# [Given records]

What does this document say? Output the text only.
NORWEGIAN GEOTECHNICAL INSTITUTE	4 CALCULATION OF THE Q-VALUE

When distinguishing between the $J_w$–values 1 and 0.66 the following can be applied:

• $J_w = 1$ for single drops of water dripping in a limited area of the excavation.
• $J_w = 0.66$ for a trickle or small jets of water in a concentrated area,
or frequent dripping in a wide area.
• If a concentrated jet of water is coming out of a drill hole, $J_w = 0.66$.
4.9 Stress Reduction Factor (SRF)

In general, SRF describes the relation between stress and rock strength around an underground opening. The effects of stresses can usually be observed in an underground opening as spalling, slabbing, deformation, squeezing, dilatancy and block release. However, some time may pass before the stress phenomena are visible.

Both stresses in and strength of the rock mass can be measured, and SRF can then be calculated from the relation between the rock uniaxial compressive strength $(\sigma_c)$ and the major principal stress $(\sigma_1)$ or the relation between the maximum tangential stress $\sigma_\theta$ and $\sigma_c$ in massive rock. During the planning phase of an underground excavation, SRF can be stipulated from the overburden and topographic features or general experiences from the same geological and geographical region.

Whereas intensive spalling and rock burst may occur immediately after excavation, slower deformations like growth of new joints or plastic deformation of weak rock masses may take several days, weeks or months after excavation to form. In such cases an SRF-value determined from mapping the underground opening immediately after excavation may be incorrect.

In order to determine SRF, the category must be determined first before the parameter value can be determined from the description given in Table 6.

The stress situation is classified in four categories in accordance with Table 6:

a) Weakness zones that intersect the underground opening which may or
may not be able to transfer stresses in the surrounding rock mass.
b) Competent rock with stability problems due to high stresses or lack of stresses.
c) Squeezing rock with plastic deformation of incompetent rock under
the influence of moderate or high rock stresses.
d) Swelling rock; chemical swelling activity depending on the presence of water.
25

# [Request]
Scan the material above for the string "spalling" and return the lines that hold it.

# [Answer for the task]
In general, SRF describes the relation between stress and rock strength around an underground opening. The effects of stresses can usually be observed in an underground opening as spalling, slabbing, deformation, squeezing, dilatancy and block release. However, some time may pass before the stress phenomena are visible.
Whereas intensive spalling and rock burst may occur immediately after excavation, slower deformations like growth of new joints or plastic deformation of weak rock masses may take several days, weeks or months after excavation to form. In such cases an SRF-value determined from mapping the underground opening immediately after excavation may be incorrect.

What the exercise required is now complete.